» **Exercise directions**: Reproduce the following records line for line, omitting the pictures.

» **Extracted information**:

--------------------------------

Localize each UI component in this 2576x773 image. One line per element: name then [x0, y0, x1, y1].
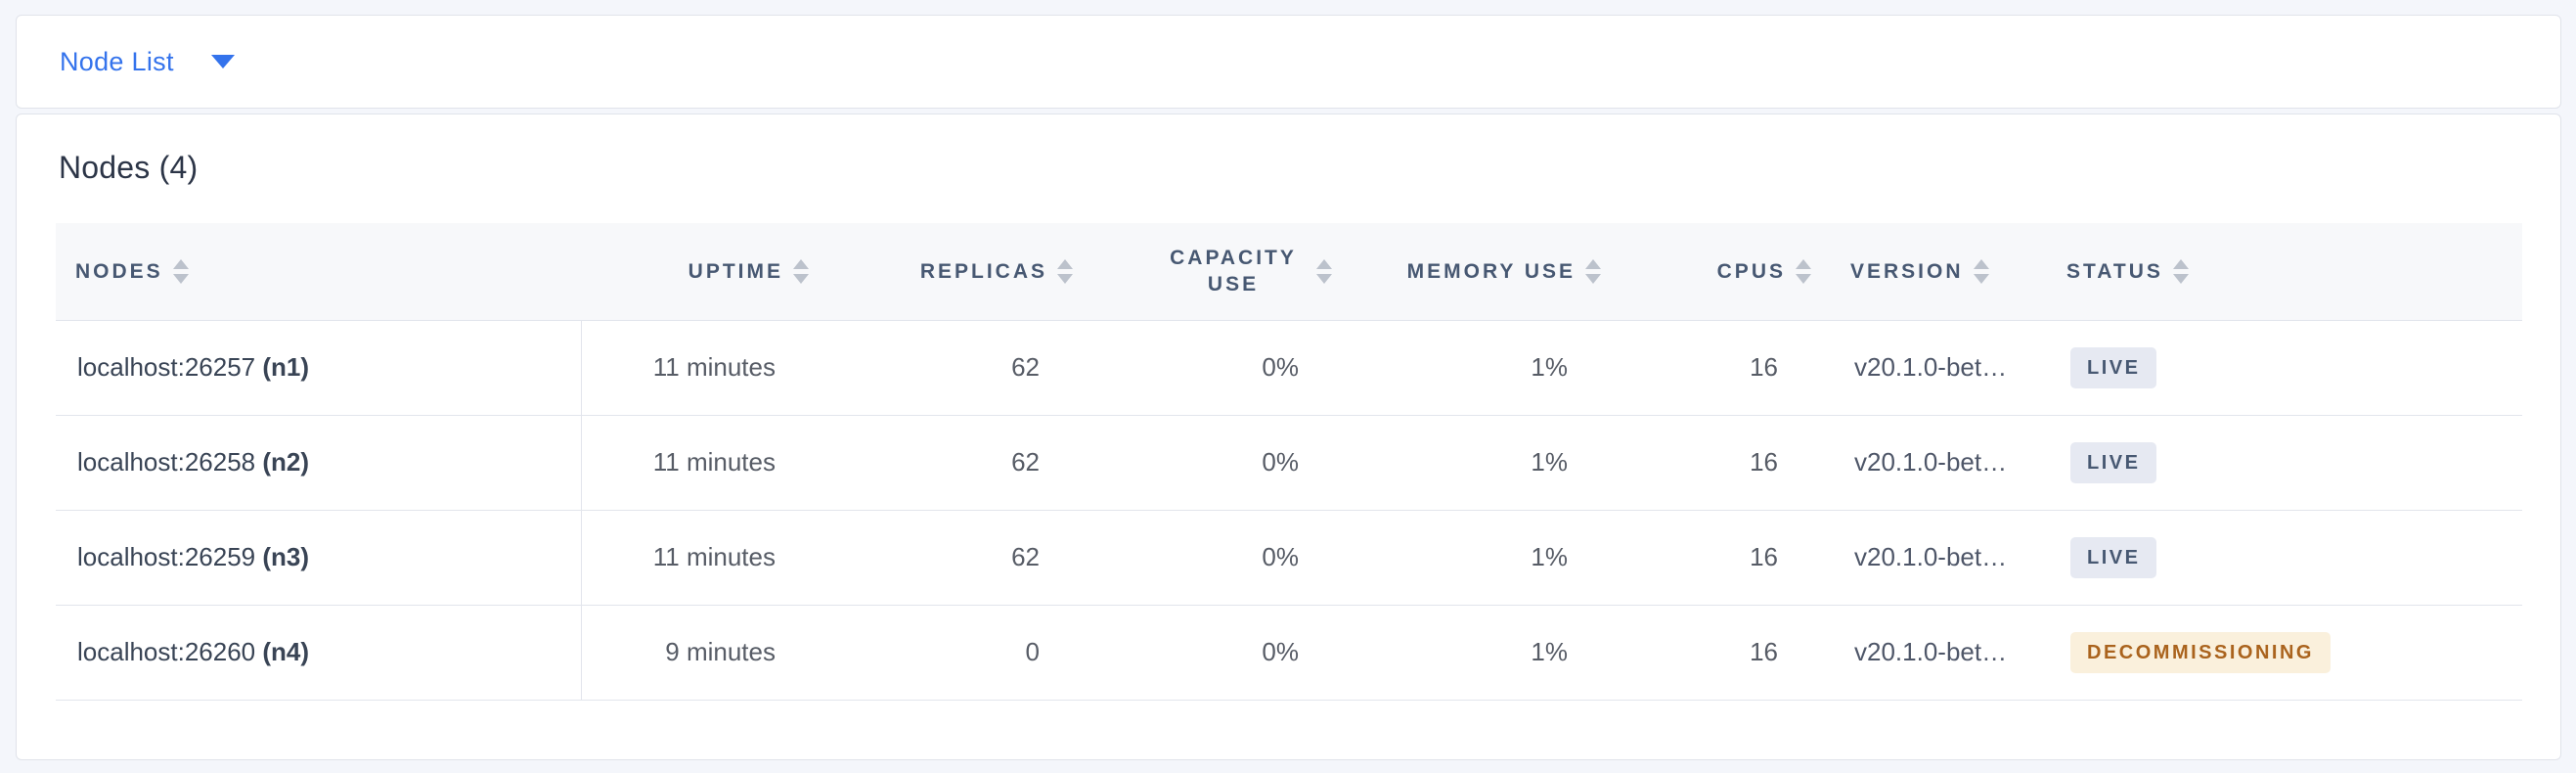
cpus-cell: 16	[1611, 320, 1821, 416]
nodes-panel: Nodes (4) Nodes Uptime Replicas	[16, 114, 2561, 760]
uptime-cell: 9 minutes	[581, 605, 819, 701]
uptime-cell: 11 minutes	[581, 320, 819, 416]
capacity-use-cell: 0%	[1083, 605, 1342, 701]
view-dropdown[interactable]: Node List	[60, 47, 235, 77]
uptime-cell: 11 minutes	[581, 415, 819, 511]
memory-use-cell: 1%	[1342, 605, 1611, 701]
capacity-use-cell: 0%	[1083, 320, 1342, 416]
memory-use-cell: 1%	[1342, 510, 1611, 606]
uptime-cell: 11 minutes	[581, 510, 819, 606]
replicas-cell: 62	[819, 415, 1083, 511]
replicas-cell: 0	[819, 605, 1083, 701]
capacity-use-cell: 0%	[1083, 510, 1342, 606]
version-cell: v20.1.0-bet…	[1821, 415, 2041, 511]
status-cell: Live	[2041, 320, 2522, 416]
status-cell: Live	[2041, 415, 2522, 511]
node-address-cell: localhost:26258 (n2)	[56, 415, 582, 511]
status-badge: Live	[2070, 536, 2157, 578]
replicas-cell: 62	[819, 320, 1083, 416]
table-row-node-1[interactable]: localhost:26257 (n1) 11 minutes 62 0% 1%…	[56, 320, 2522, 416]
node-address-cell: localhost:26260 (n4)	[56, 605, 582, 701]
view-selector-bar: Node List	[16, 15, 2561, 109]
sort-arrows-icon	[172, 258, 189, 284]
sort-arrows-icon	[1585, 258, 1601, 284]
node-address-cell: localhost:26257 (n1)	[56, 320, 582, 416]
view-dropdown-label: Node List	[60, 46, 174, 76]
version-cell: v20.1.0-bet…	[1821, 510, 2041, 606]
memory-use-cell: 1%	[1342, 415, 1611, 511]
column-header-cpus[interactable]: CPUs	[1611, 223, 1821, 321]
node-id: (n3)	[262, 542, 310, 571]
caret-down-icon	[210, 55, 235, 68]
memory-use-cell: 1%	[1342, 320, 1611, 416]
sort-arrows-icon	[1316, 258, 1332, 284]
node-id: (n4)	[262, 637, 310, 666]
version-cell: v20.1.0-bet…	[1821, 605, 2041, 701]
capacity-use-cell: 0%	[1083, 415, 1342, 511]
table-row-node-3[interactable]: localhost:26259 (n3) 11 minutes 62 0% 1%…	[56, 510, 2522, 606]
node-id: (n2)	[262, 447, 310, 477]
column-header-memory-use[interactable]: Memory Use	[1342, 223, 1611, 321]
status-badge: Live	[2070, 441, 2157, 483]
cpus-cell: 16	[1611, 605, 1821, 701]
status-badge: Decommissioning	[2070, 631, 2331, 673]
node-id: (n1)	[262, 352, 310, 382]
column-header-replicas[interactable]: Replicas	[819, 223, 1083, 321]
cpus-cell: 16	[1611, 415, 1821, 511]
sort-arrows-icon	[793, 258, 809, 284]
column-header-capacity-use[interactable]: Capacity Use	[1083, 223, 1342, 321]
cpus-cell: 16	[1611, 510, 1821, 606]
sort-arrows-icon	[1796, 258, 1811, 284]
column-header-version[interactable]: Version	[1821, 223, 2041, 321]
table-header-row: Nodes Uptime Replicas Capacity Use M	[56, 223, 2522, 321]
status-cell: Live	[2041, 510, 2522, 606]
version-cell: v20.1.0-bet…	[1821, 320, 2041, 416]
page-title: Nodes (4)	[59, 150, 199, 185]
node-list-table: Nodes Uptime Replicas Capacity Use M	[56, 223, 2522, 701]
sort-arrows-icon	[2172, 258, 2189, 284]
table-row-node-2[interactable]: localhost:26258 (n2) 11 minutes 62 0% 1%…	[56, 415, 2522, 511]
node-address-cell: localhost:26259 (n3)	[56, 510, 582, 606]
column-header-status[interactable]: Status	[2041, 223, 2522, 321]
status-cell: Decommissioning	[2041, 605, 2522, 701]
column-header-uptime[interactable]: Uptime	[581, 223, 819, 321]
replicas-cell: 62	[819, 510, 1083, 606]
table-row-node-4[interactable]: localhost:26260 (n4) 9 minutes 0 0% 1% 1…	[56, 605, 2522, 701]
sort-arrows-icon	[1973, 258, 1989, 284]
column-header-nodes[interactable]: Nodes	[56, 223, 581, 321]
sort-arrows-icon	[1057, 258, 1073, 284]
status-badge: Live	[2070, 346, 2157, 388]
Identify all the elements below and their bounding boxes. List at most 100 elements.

--------------------------------

» **Solution to the exercise**:
Localize each UI component in this 2576x773 image. One line per element: name then [x0, y0, x1, y1].
cpus-cell: 16	[1611, 320, 1821, 416]
nodes-panel: Nodes (4) Nodes Uptime Replicas	[16, 114, 2561, 760]
uptime-cell: 9 minutes	[581, 605, 819, 701]
uptime-cell: 11 minutes	[581, 320, 819, 416]
capacity-use-cell: 0%	[1083, 605, 1342, 701]
view-dropdown[interactable]: Node List	[60, 47, 235, 77]
uptime-cell: 11 minutes	[581, 415, 819, 511]
memory-use-cell: 1%	[1342, 605, 1611, 701]
capacity-use-cell: 0%	[1083, 320, 1342, 416]
memory-use-cell: 1%	[1342, 510, 1611, 606]
uptime-cell: 11 minutes	[581, 510, 819, 606]
replicas-cell: 62	[819, 415, 1083, 511]
replicas-cell: 0	[819, 605, 1083, 701]
capacity-use-cell: 0%	[1083, 510, 1342, 606]
version-cell: v20.1.0-bet…	[1821, 415, 2041, 511]
status-cell: Live	[2041, 320, 2522, 416]
status-cell: Live	[2041, 415, 2522, 511]
node-address-cell: localhost:26258 (n2)	[56, 415, 582, 511]
status-badge: Live	[2070, 536, 2157, 578]
replicas-cell: 62	[819, 320, 1083, 416]
table-row-node-1[interactable]: localhost:26257 (n1) 11 minutes 62 0% 1%…	[56, 320, 2522, 416]
node-address-cell: localhost:26260 (n4)	[56, 605, 582, 701]
view-selector-bar: Node List	[16, 15, 2561, 109]
sort-arrows-icon	[172, 258, 189, 284]
sort-arrows-icon	[1585, 258, 1601, 284]
node-address-cell: localhost:26257 (n1)	[56, 320, 582, 416]
view-dropdown-label: Node List	[60, 46, 174, 76]
version-cell: v20.1.0-bet…	[1821, 510, 2041, 606]
memory-use-cell: 1%	[1342, 415, 1611, 511]
column-header-cpus[interactable]: CPUs	[1611, 223, 1821, 321]
node-id: (n3)	[262, 542, 310, 571]
caret-down-icon	[210, 55, 235, 68]
memory-use-cell: 1%	[1342, 320, 1611, 416]
sort-arrows-icon	[1316, 258, 1332, 284]
node-id: (n4)	[262, 637, 310, 666]
version-cell: v20.1.0-bet…	[1821, 605, 2041, 701]
capacity-use-cell: 0%	[1083, 415, 1342, 511]
table-row-node-3[interactable]: localhost:26259 (n3) 11 minutes 62 0% 1%…	[56, 510, 2522, 606]
node-id: (n2)	[262, 447, 310, 477]
column-header-memory-use[interactable]: Memory Use	[1342, 223, 1611, 321]
status-badge: Live	[2070, 441, 2157, 483]
cpus-cell: 16	[1611, 605, 1821, 701]
status-badge: Decommissioning	[2070, 631, 2331, 673]
node-id: (n1)	[262, 352, 310, 382]
column-header-replicas[interactable]: Replicas	[819, 223, 1083, 321]
cpus-cell: 16	[1611, 415, 1821, 511]
sort-arrows-icon	[793, 258, 809, 284]
column-header-capacity-use[interactable]: Capacity Use	[1083, 223, 1342, 321]
cpus-cell: 16	[1611, 510, 1821, 606]
sort-arrows-icon	[1796, 258, 1811, 284]
column-header-version[interactable]: Version	[1821, 223, 2041, 321]
table-header-row: Nodes Uptime Replicas Capacity Use M	[56, 223, 2522, 321]
status-cell: Live	[2041, 510, 2522, 606]
version-cell: v20.1.0-bet…	[1821, 320, 2041, 416]
page-title: Nodes (4)	[59, 150, 199, 185]
node-list-table: Nodes Uptime Replicas Capacity Use M	[56, 223, 2522, 701]
sort-arrows-icon	[2172, 258, 2189, 284]
table-row-node-2[interactable]: localhost:26258 (n2) 11 minutes 62 0% 1%…	[56, 415, 2522, 511]
node-address-cell: localhost:26259 (n3)	[56, 510, 582, 606]
column-header-status[interactable]: Status	[2041, 223, 2522, 321]
status-cell: Decommissioning	[2041, 605, 2522, 701]
column-header-uptime[interactable]: Uptime	[581, 223, 819, 321]
replicas-cell: 62	[819, 510, 1083, 606]
table-row-node-4[interactable]: localhost:26260 (n4) 9 minutes 0 0% 1% 1…	[56, 605, 2522, 701]
sort-arrows-icon	[1973, 258, 1989, 284]
column-header-nodes[interactable]: Nodes	[56, 223, 581, 321]
sort-arrows-icon	[1057, 258, 1073, 284]
status-badge: Live	[2070, 346, 2157, 388]
Identify all the elements below and their bounding boxes. List at most 100 elements.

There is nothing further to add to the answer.